**PROBLEM TO WORK ON:**
Send back the entries below exactly as they appear.

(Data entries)
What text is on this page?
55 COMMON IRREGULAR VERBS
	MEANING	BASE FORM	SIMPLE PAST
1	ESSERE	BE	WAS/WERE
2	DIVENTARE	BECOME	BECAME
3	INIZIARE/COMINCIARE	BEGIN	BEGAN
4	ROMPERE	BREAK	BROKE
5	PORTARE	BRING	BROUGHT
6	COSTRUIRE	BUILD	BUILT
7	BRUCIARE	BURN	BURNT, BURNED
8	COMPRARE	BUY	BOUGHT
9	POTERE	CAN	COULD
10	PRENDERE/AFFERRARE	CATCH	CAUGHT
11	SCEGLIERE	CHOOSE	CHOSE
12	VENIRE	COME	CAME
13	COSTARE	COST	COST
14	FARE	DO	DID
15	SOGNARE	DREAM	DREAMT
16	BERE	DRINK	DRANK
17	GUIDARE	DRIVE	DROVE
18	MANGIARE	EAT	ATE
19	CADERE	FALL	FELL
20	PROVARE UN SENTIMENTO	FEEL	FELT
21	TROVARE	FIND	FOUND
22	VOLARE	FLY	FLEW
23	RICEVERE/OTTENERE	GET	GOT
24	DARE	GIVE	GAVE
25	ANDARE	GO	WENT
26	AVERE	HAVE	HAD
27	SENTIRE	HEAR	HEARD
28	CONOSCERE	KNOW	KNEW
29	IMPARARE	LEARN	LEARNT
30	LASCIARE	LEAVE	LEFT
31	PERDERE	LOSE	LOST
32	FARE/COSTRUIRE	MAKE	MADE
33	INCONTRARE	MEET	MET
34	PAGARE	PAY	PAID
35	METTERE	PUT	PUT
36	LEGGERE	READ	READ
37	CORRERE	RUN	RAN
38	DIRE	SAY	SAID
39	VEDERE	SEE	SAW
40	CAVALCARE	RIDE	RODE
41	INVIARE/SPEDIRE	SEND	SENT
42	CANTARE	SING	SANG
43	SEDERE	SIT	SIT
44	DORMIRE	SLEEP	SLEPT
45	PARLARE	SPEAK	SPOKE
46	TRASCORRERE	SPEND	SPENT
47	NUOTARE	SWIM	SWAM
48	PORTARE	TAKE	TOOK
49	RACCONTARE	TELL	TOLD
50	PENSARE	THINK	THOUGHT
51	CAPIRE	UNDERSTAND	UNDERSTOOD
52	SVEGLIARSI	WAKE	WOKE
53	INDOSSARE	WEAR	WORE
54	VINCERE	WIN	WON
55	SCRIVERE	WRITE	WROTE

**TASK ANSWER:**
What text is on this page?
55 COMMON IRREGULAR VERBS
	MEANING	BASE FORM	SIMPLE PAST
1	ESSERE	BE	WAS/WERE
2	DIVENTARE	BECOME	BECAME
3	INIZIARE/COMINCIARE	BEGIN	BEGAN
4	ROMPERE	BREAK	BROKE
5	PORTARE	BRING	BROUGHT
6	COSTRUIRE	BUILD	BUILT
7	BRUCIARE	BURN	BURNT, BURNED
8	COMPRARE	BUY	BOUGHT
9	POTERE	CAN	COULD
10	PRENDERE/AFFERRARE	CATCH	CAUGHT
11	SCEGLIERE	CHOOSE	CHOSE
12	VENIRE	COME	CAME
13	COSTARE	COST	COST
14	FARE	DO	DID
15	SOGNARE	DREAM	DREAMT
16	BERE	DRINK	DRANK
17	GUIDARE	DRIVE	DROVE
18	MANGIARE	EAT	ATE
19	CADERE	FALL	FELL
20	PROVARE UN SENTIMENTO	FEEL	FELT
21	TROVARE	FIND	FOUND
22	VOLARE	FLY	FLEW
23	RICEVERE/OTTENERE	GET	GOT
24	DARE	GIVE	GAVE
25	ANDARE	GO	WENT
26	AVERE	HAVE	HAD
27	SENTIRE	HEAR	HEARD
28	CONOSCERE	KNOW	KNEW
29	IMPARARE	LEARN	LEARNT
30	LASCIARE	LEAVE	LEFT
31	PERDERE	LOSE	LOST
32	FARE/COSTRUIRE	MAKE	MADE
33	INCONTRARE	MEET	MET
34	PAGARE	PAY	PAID
35	METTERE	PUT	PUT
36	LEGGERE	READ	READ
37	CORRERE	RUN	RAN
38	DIRE	SAY	SAID
39	VEDERE	SEE	SAW
40	CAVALCARE	RIDE	RODE
41	INVIARE/SPEDIRE	SEND	SENT
42	CANTARE	SING	SANG
43	SEDERE	SIT	SIT
44	DORMIRE	SLEEP	SLEPT
45	PARLARE	SPEAK	SPOKE
46	TRASCORRERE	SPEND	SPENT
47	NUOTARE	SWIM	SWAM
48	PORTARE	TAKE	TOOK
49	RACCONTARE	TELL	TOLD
50	PENSARE	THINK	THOUGHT
51	CAPIRE	UNDERSTAND	UNDERSTOOD
52	SVEGLIARSI	WAKE	WOKE
53	INDOSSARE	WEAR	WORE
54	VINCERE	WIN	WON
55	SCRIVERE	WRITE	WROTE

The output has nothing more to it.